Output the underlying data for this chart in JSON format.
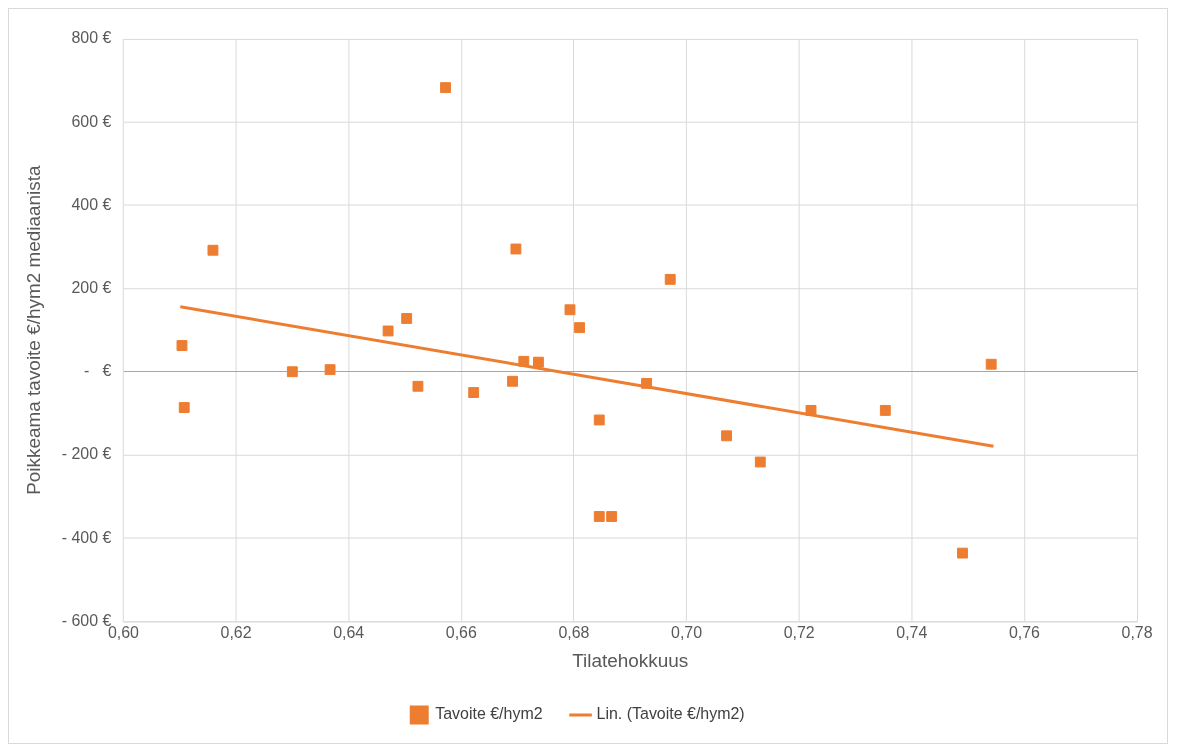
{
  "chart_data": {
    "type": "scatter",
    "xlabel": "Tilatehokkuus",
    "ylabel": "Poikkeama tavoite €/hym2 mediaanista",
    "xlim": [
      0.6,
      0.78
    ],
    "xticks": [
      {
        "value": 0.6,
        "label": "0,60"
      },
      {
        "value": 0.62,
        "label": "0,62"
      },
      {
        "value": 0.64,
        "label": "0,64"
      },
      {
        "value": 0.66,
        "label": "0,66"
      },
      {
        "value": 0.68,
        "label": "0,68"
      },
      {
        "value": 0.7,
        "label": "0,70"
      },
      {
        "value": 0.72,
        "label": "0,72"
      },
      {
        "value": 0.74,
        "label": "0,74"
      },
      {
        "value": 0.76,
        "label": "0,76"
      },
      {
        "value": 0.78,
        "label": "0,78"
      }
    ],
    "ylim": [
      -600,
      800
    ],
    "yticks": [
      {
        "value": -600,
        "label": "- 600 €"
      },
      {
        "value": -400,
        "label": "- 400 €"
      },
      {
        "value": -200,
        "label": "- 200 €"
      },
      {
        "value": 0,
        "label": "-   €"
      },
      {
        "value": 200,
        "label": "200 €"
      },
      {
        "value": 400,
        "label": "400 €"
      },
      {
        "value": 600,
        "label": "600 €"
      },
      {
        "value": 800,
        "label": "800 €"
      }
    ],
    "grid": true,
    "legend": "bottom",
    "series": [
      {
        "name": "Tavoite €/hym2",
        "type": "scatter",
        "marker": "square",
        "color": "#ed7d31",
        "x": [
          0.6104,
          0.6108,
          0.6159,
          0.63,
          0.6367,
          0.647,
          0.6503,
          0.6523,
          0.6572,
          0.6622,
          0.6691,
          0.6697,
          0.6711,
          0.6737,
          0.6793,
          0.681,
          0.6845,
          0.6845,
          0.6867,
          0.6929,
          0.6971,
          0.7071,
          0.7131,
          0.7221,
          0.7353,
          0.749,
          0.7541
        ],
        "values": [
          63,
          -86,
          292,
          0,
          5,
          98,
          128,
          -35,
          683,
          -50,
          -23,
          295,
          25,
          23,
          149,
          106,
          -116,
          -348,
          -348,
          -28,
          222,
          -154,
          -217,
          -93,
          -93,
          -436,
          18
        ]
      },
      {
        "name": "Lin. (Tavoite €/hym2)",
        "type": "line",
        "marker": "none",
        "color": "#ed7d31",
        "x": [
          0.6101,
          0.7545
        ],
        "values": [
          156,
          -179
        ]
      }
    ]
  }
}
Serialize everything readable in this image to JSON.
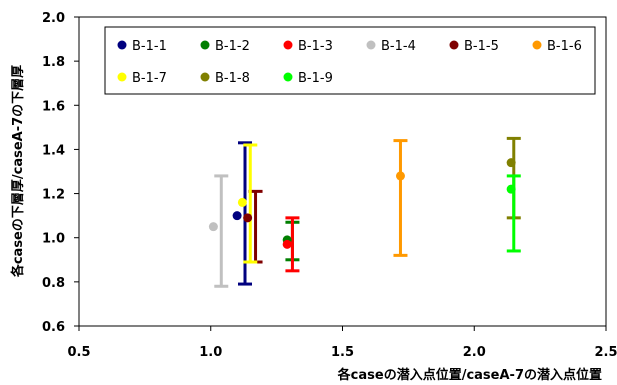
{
  "chart_data": {
    "type": "scatter",
    "xlabel": "各caseの潜入点位置/caseA-7の潜入点位置",
    "ylabel": "各caseの下層厚/caseA-7の下層厚",
    "xlim": [
      0.5,
      2.5
    ],
    "ylim": [
      0.6,
      2.0
    ],
    "x_ticks": [
      "0.5",
      "1.0",
      "1.5",
      "2.0",
      "2.5"
    ],
    "y_ticks": [
      "0.6",
      "0.8",
      "1.0",
      "1.2",
      "1.4",
      "1.6",
      "1.8",
      "2.0"
    ],
    "grid": false,
    "legend_position": "top",
    "series": [
      {
        "name": "B-1-1",
        "color": "#00007f",
        "x": 1.1,
        "y": 1.1,
        "err_x": 1.13,
        "err_low": 0.79,
        "err_high": 1.43
      },
      {
        "name": "B-1-2",
        "color": "#007f00",
        "x": 1.29,
        "y": 0.99,
        "err_x": 1.31,
        "err_low": 0.9,
        "err_high": 1.07
      },
      {
        "name": "B-1-3",
        "color": "#ff0000",
        "x": 1.29,
        "y": 0.97,
        "err_x": 1.31,
        "err_low": 0.85,
        "err_high": 1.09
      },
      {
        "name": "B-1-4",
        "color": "#c0c0c0",
        "x": 1.01,
        "y": 1.05,
        "err_x": 1.04,
        "err_low": 0.78,
        "err_high": 1.28
      },
      {
        "name": "B-1-5",
        "color": "#7f0000",
        "x": 1.14,
        "y": 1.09,
        "err_x": 1.17,
        "err_low": 0.89,
        "err_high": 1.21
      },
      {
        "name": "B-1-6",
        "color": "#ff9900",
        "x": 1.72,
        "y": 1.28,
        "err_x": 1.72,
        "err_low": 0.92,
        "err_high": 1.44
      },
      {
        "name": "B-1-7",
        "color": "#ffff00",
        "x": 1.12,
        "y": 1.16,
        "err_x": 1.15,
        "err_low": 0.89,
        "err_high": 1.42
      },
      {
        "name": "B-1-8",
        "color": "#808000",
        "x": 2.14,
        "y": 1.34,
        "err_x": 2.15,
        "err_low": 1.09,
        "err_high": 1.45
      },
      {
        "name": "B-1-9",
        "color": "#00ff00",
        "x": 2.14,
        "y": 1.22,
        "err_x": 2.15,
        "err_low": 0.94,
        "err_high": 1.28
      }
    ]
  }
}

*Goal*: Leave out the pictures and give the rest of the records again exactly.

*Reply*:
Output the underlying data for this chart in JSON format.
{
  "chart_data": {
    "type": "scatter",
    "xlabel": "Tilatehokkuus",
    "ylabel": "Poikkeama tavoite €/hym2 mediaanista",
    "xlim": [
      0.6,
      0.78
    ],
    "xticks": [
      {
        "value": 0.6,
        "label": "0,60"
      },
      {
        "value": 0.62,
        "label": "0,62"
      },
      {
        "value": 0.64,
        "label": "0,64"
      },
      {
        "value": 0.66,
        "label": "0,66"
      },
      {
        "value": 0.68,
        "label": "0,68"
      },
      {
        "value": 0.7,
        "label": "0,70"
      },
      {
        "value": 0.72,
        "label": "0,72"
      },
      {
        "value": 0.74,
        "label": "0,74"
      },
      {
        "value": 0.76,
        "label": "0,76"
      },
      {
        "value": 0.78,
        "label": "0,78"
      }
    ],
    "ylim": [
      -600,
      800
    ],
    "yticks": [
      {
        "value": -600,
        "label": "- 600 €"
      },
      {
        "value": -400,
        "label": "- 400 €"
      },
      {
        "value": -200,
        "label": "- 200 €"
      },
      {
        "value": 0,
        "label": "-   €"
      },
      {
        "value": 200,
        "label": "200 €"
      },
      {
        "value": 400,
        "label": "400 €"
      },
      {
        "value": 600,
        "label": "600 €"
      },
      {
        "value": 800,
        "label": "800 €"
      }
    ],
    "grid": true,
    "legend": "bottom",
    "series": [
      {
        "name": "Tavoite €/hym2",
        "type": "scatter",
        "marker": "square",
        "color": "#ed7d31",
        "x": [
          0.6104,
          0.6108,
          0.6159,
          0.63,
          0.6367,
          0.647,
          0.6503,
          0.6523,
          0.6572,
          0.6622,
          0.6691,
          0.6697,
          0.6711,
          0.6737,
          0.6793,
          0.681,
          0.6845,
          0.6845,
          0.6867,
          0.6929,
          0.6971,
          0.7071,
          0.7131,
          0.7221,
          0.7353,
          0.749,
          0.7541
        ],
        "values": [
          63,
          -86,
          292,
          0,
          5,
          98,
          128,
          -35,
          683,
          -50,
          -23,
          295,
          25,
          23,
          149,
          106,
          -116,
          -348,
          -348,
          -28,
          222,
          -154,
          -217,
          -93,
          -93,
          -436,
          18
        ]
      },
      {
        "name": "Lin. (Tavoite €/hym2)",
        "type": "line",
        "marker": "none",
        "color": "#ed7d31",
        "x": [
          0.6101,
          0.7545
        ],
        "values": [
          156,
          -179
        ]
      }
    ]
  }
}
Serialize everything readable in this image to JSON.
{
  "chart_data": {
    "type": "scatter",
    "xlabel": "各caseの潜入点位置/caseA-7の潜入点位置",
    "ylabel": "各caseの下層厚/caseA-7の下層厚",
    "xlim": [
      0.5,
      2.5
    ],
    "ylim": [
      0.6,
      2.0
    ],
    "x_ticks": [
      "0.5",
      "1.0",
      "1.5",
      "2.0",
      "2.5"
    ],
    "y_ticks": [
      "0.6",
      "0.8",
      "1.0",
      "1.2",
      "1.4",
      "1.6",
      "1.8",
      "2.0"
    ],
    "grid": false,
    "legend_position": "top",
    "series": [
      {
        "name": "B-1-1",
        "color": "#00007f",
        "x": 1.1,
        "y": 1.1,
        "err_x": 1.13,
        "err_low": 0.79,
        "err_high": 1.43
      },
      {
        "name": "B-1-2",
        "color": "#007f00",
        "x": 1.29,
        "y": 0.99,
        "err_x": 1.31,
        "err_low": 0.9,
        "err_high": 1.07
      },
      {
        "name": "B-1-3",
        "color": "#ff0000",
        "x": 1.29,
        "y": 0.97,
        "err_x": 1.31,
        "err_low": 0.85,
        "err_high": 1.09
      },
      {
        "name": "B-1-4",
        "color": "#c0c0c0",
        "x": 1.01,
        "y": 1.05,
        "err_x": 1.04,
        "err_low": 0.78,
        "err_high": 1.28
      },
      {
        "name": "B-1-5",
        "color": "#7f0000",
        "x": 1.14,
        "y": 1.09,
        "err_x": 1.17,
        "err_low": 0.89,
        "err_high": 1.21
      },
      {
        "name": "B-1-6",
        "color": "#ff9900",
        "x": 1.72,
        "y": 1.28,
        "err_x": 1.72,
        "err_low": 0.92,
        "err_high": 1.44
      },
      {
        "name": "B-1-7",
        "color": "#ffff00",
        "x": 1.12,
        "y": 1.16,
        "err_x": 1.15,
        "err_low": 0.89,
        "err_high": 1.42
      },
      {
        "name": "B-1-8",
        "color": "#808000",
        "x": 2.14,
        "y": 1.34,
        "err_x": 2.15,
        "err_low": 1.09,
        "err_high": 1.45
      },
      {
        "name": "B-1-9",
        "color": "#00ff00",
        "x": 2.14,
        "y": 1.22,
        "err_x": 2.15,
        "err_low": 0.94,
        "err_high": 1.28
      }
    ]
  }
}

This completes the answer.